[BEGIN Given data]

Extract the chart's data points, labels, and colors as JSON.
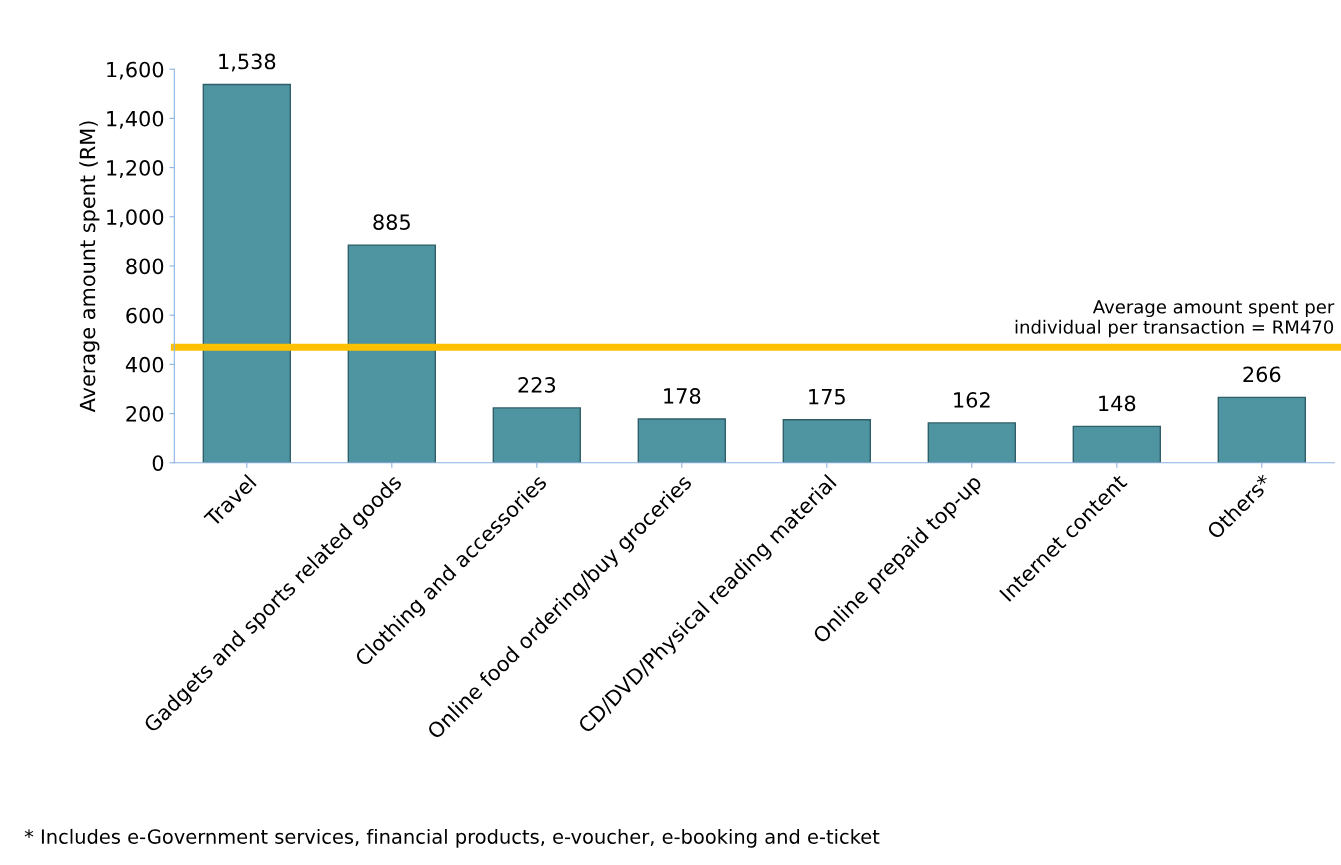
{
  "chart_data": {
    "type": "bar",
    "ylabel": "Average amount spent (RM)",
    "categories": [
      "Travel",
      "Gadgets and sports related goods",
      "Clothing and accessories",
      "Online food ordering/buy groceries",
      "CD/DVD/Physical reading material",
      "Online prepaid top-up",
      "Internet content",
      "Others*"
    ],
    "values": [
      1538,
      885,
      223,
      178,
      175,
      162,
      148,
      266
    ],
    "value_labels": [
      "1,538",
      "885",
      "223",
      "178",
      "175",
      "162",
      "148",
      "266"
    ],
    "color": "#4f94a1",
    "ylim": [
      0,
      1600
    ],
    "yticks": [
      {
        "value": 0,
        "label": "0"
      },
      {
        "value": 200,
        "label": "200"
      },
      {
        "value": 400,
        "label": "400"
      },
      {
        "value": 600,
        "label": "600"
      },
      {
        "value": 800,
        "label": "800"
      },
      {
        "value": 1000,
        "label": "1,000"
      },
      {
        "value": 1200,
        "label": "1,200"
      },
      {
        "value": 1400,
        "label": "1,400"
      },
      {
        "value": 1600,
        "label": "1,600"
      }
    ],
    "ref_lines": [
      {
        "axis": "y",
        "value": 470,
        "label": "Average amount spent per\nindividual per transaction = RM470",
        "color": "#ffc000"
      }
    ],
    "annotations": [
      "* Includes e-Government services, financial products, e-voucher, e-booking and e-ticket"
    ],
    "grid": false,
    "legend": false
  }
}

[END Given data]

◆ **Problem requirements**: Every line in the data that holds "Online" should be copied out.

◆ **Reply to the exercise**:
      "Online food ordering/buy groceries",
      "Online prepaid top-up",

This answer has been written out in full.